▶ **What to produce**
Write out the listing below exactly, and omit any images you find in it.

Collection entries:
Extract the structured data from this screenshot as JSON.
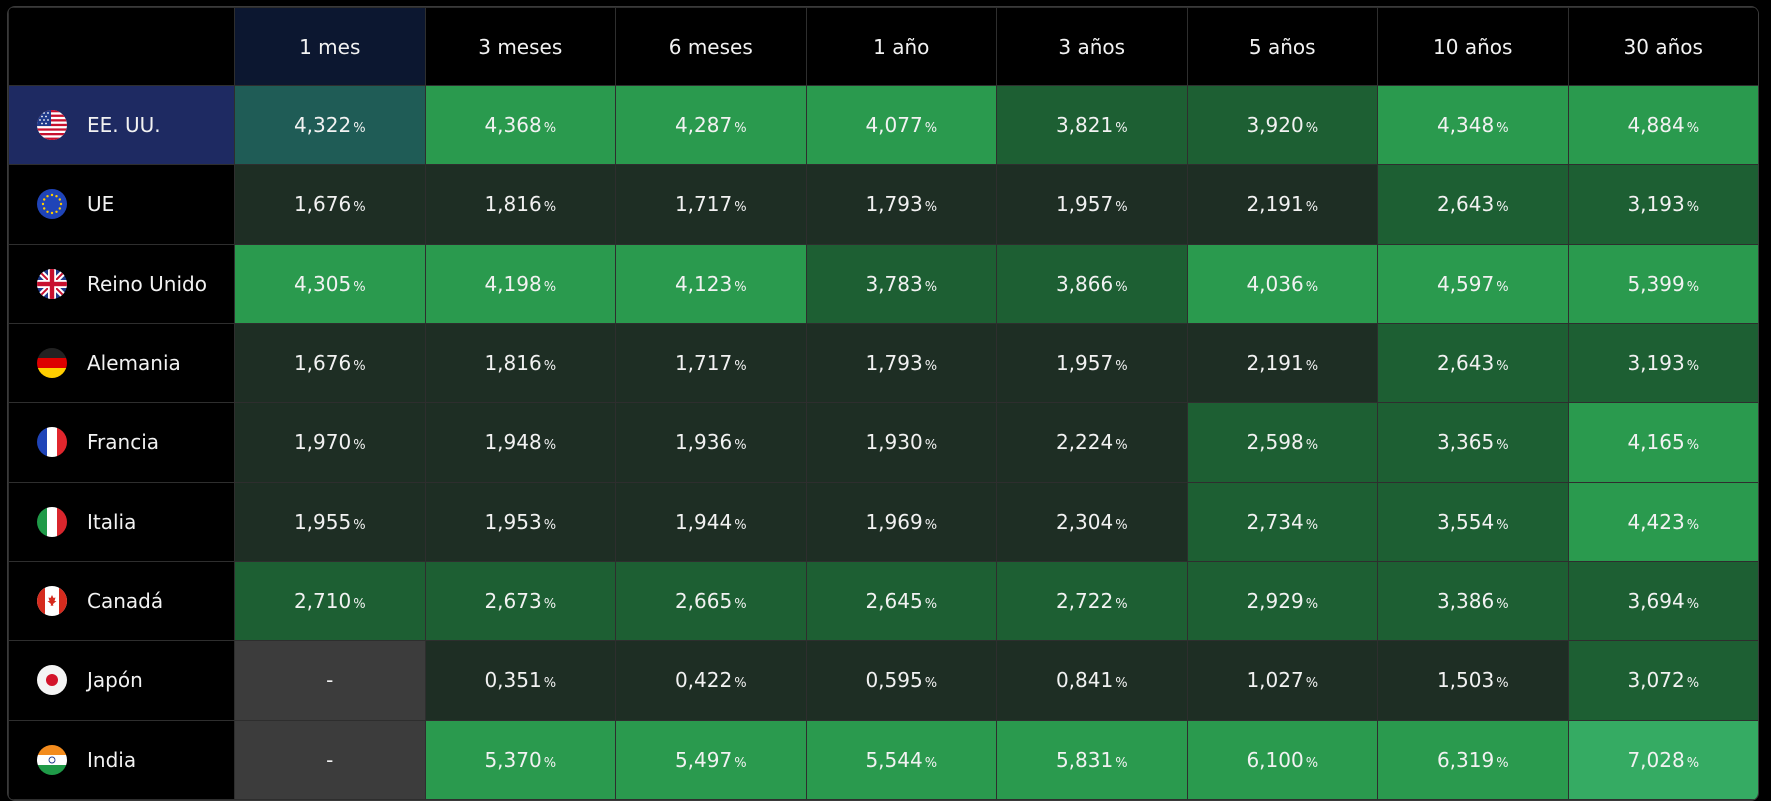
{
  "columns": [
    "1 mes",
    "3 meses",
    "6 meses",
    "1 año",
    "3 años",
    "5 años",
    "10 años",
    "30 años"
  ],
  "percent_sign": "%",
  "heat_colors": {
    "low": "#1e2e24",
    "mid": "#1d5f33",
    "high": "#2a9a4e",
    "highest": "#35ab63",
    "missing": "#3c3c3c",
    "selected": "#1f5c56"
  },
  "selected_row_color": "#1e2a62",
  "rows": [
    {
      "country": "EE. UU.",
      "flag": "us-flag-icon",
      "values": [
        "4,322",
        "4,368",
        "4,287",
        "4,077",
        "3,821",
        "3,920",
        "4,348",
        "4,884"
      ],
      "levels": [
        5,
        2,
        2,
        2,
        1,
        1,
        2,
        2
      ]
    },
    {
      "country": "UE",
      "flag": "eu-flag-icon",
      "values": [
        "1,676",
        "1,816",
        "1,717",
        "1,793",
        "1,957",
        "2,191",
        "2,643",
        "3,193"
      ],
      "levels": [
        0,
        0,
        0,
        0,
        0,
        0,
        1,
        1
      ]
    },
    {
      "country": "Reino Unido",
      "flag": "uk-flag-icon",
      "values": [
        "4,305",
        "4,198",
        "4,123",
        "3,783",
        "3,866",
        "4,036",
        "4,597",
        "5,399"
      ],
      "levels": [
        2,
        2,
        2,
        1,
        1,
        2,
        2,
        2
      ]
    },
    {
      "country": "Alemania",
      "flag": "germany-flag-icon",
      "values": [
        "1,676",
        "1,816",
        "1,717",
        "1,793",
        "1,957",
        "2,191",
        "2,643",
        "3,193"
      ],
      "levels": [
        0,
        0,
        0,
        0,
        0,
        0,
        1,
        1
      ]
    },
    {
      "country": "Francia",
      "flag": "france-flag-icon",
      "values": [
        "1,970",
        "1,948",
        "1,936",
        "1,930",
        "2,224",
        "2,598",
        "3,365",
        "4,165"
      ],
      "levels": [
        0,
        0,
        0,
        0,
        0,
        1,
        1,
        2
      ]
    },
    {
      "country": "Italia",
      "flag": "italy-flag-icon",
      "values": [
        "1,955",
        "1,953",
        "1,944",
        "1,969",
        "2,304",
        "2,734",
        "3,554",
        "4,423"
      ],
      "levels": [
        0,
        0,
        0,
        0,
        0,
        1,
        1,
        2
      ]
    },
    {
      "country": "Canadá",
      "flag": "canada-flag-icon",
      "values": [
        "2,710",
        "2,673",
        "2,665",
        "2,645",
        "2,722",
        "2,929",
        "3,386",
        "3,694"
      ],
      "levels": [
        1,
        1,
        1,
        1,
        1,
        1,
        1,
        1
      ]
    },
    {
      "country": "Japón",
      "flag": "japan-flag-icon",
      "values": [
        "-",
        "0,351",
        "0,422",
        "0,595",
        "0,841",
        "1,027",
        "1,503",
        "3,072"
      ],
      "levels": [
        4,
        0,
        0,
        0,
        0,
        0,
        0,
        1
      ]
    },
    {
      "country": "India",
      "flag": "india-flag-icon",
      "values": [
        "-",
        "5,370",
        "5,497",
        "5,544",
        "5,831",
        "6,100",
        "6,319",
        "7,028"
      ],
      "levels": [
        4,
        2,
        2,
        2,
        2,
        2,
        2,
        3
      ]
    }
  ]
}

▶ **Solution**
Extract the structured data from this screenshot as JSON.
{
  "columns": [
    "1 mes",
    "3 meses",
    "6 meses",
    "1 año",
    "3 años",
    "5 años",
    "10 años",
    "30 años"
  ],
  "percent_sign": "%",
  "heat_colors": {
    "low": "#1e2e24",
    "mid": "#1d5f33",
    "high": "#2a9a4e",
    "highest": "#35ab63",
    "missing": "#3c3c3c",
    "selected": "#1f5c56"
  },
  "selected_row_color": "#1e2a62",
  "rows": [
    {
      "country": "EE. UU.",
      "flag": "us-flag-icon",
      "values": [
        "4,322",
        "4,368",
        "4,287",
        "4,077",
        "3,821",
        "3,920",
        "4,348",
        "4,884"
      ],
      "levels": [
        5,
        2,
        2,
        2,
        1,
        1,
        2,
        2
      ]
    },
    {
      "country": "UE",
      "flag": "eu-flag-icon",
      "values": [
        "1,676",
        "1,816",
        "1,717",
        "1,793",
        "1,957",
        "2,191",
        "2,643",
        "3,193"
      ],
      "levels": [
        0,
        0,
        0,
        0,
        0,
        0,
        1,
        1
      ]
    },
    {
      "country": "Reino Unido",
      "flag": "uk-flag-icon",
      "values": [
        "4,305",
        "4,198",
        "4,123",
        "3,783",
        "3,866",
        "4,036",
        "4,597",
        "5,399"
      ],
      "levels": [
        2,
        2,
        2,
        1,
        1,
        2,
        2,
        2
      ]
    },
    {
      "country": "Alemania",
      "flag": "germany-flag-icon",
      "values": [
        "1,676",
        "1,816",
        "1,717",
        "1,793",
        "1,957",
        "2,191",
        "2,643",
        "3,193"
      ],
      "levels": [
        0,
        0,
        0,
        0,
        0,
        0,
        1,
        1
      ]
    },
    {
      "country": "Francia",
      "flag": "france-flag-icon",
      "values": [
        "1,970",
        "1,948",
        "1,936",
        "1,930",
        "2,224",
        "2,598",
        "3,365",
        "4,165"
      ],
      "levels": [
        0,
        0,
        0,
        0,
        0,
        1,
        1,
        2
      ]
    },
    {
      "country": "Italia",
      "flag": "italy-flag-icon",
      "values": [
        "1,955",
        "1,953",
        "1,944",
        "1,969",
        "2,304",
        "2,734",
        "3,554",
        "4,423"
      ],
      "levels": [
        0,
        0,
        0,
        0,
        0,
        1,
        1,
        2
      ]
    },
    {
      "country": "Canadá",
      "flag": "canada-flag-icon",
      "values": [
        "2,710",
        "2,673",
        "2,665",
        "2,645",
        "2,722",
        "2,929",
        "3,386",
        "3,694"
      ],
      "levels": [
        1,
        1,
        1,
        1,
        1,
        1,
        1,
        1
      ]
    },
    {
      "country": "Japón",
      "flag": "japan-flag-icon",
      "values": [
        "-",
        "0,351",
        "0,422",
        "0,595",
        "0,841",
        "1,027",
        "1,503",
        "3,072"
      ],
      "levels": [
        4,
        0,
        0,
        0,
        0,
        0,
        0,
        1
      ]
    },
    {
      "country": "India",
      "flag": "india-flag-icon",
      "values": [
        "-",
        "5,370",
        "5,497",
        "5,544",
        "5,831",
        "6,100",
        "6,319",
        "7,028"
      ],
      "levels": [
        4,
        2,
        2,
        2,
        2,
        2,
        2,
        3
      ]
    }
  ]
}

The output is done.